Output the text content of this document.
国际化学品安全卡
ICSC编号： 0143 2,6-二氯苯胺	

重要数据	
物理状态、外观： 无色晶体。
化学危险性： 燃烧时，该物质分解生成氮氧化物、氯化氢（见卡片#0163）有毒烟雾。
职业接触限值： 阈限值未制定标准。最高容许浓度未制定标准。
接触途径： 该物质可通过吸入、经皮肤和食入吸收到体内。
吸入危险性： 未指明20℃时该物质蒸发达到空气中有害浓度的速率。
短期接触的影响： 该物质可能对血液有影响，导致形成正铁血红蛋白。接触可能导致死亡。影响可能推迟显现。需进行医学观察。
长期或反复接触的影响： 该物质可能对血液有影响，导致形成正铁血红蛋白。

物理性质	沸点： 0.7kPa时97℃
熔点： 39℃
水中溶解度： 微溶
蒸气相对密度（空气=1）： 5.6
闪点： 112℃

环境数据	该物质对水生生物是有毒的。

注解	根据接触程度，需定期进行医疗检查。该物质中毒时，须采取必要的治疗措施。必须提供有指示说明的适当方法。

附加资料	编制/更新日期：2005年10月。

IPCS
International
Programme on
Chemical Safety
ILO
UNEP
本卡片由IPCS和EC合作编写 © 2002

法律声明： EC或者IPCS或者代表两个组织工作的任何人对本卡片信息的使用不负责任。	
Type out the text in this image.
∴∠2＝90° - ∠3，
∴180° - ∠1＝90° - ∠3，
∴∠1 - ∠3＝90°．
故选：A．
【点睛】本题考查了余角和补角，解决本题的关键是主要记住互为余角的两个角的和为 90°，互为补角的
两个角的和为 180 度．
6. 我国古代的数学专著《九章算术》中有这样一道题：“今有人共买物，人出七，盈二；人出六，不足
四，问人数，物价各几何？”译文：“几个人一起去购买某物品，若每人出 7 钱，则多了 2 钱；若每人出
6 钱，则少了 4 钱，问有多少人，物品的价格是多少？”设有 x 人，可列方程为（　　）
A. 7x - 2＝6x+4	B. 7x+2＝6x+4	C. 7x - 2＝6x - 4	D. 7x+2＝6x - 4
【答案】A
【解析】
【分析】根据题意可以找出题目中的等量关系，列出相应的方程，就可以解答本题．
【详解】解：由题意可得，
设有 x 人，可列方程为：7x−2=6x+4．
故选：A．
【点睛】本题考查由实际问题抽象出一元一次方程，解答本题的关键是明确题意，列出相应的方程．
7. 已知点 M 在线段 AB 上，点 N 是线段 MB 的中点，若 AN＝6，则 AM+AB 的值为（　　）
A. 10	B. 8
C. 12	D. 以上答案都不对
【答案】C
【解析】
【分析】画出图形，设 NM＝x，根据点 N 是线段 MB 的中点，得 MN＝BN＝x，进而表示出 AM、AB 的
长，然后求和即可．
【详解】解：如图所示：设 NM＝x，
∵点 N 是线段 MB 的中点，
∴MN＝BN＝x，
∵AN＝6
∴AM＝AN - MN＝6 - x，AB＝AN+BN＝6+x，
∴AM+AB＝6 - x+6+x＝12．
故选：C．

## EXERCISE REQUIREMENTS
Locate the word "导致形成正铁血红蛋白" in the records and collect each line it appears in.

## ANSWER TO THIS EXERCISE
短期接触的影响： 该物质可能对血液有影响，导致形成正铁血红蛋白。接触可能导致死亡。影响可能推迟显现。需进行医学观察。
长期或反复接触的影响： 该物质可能对血液有影响，导致形成正铁血红蛋白。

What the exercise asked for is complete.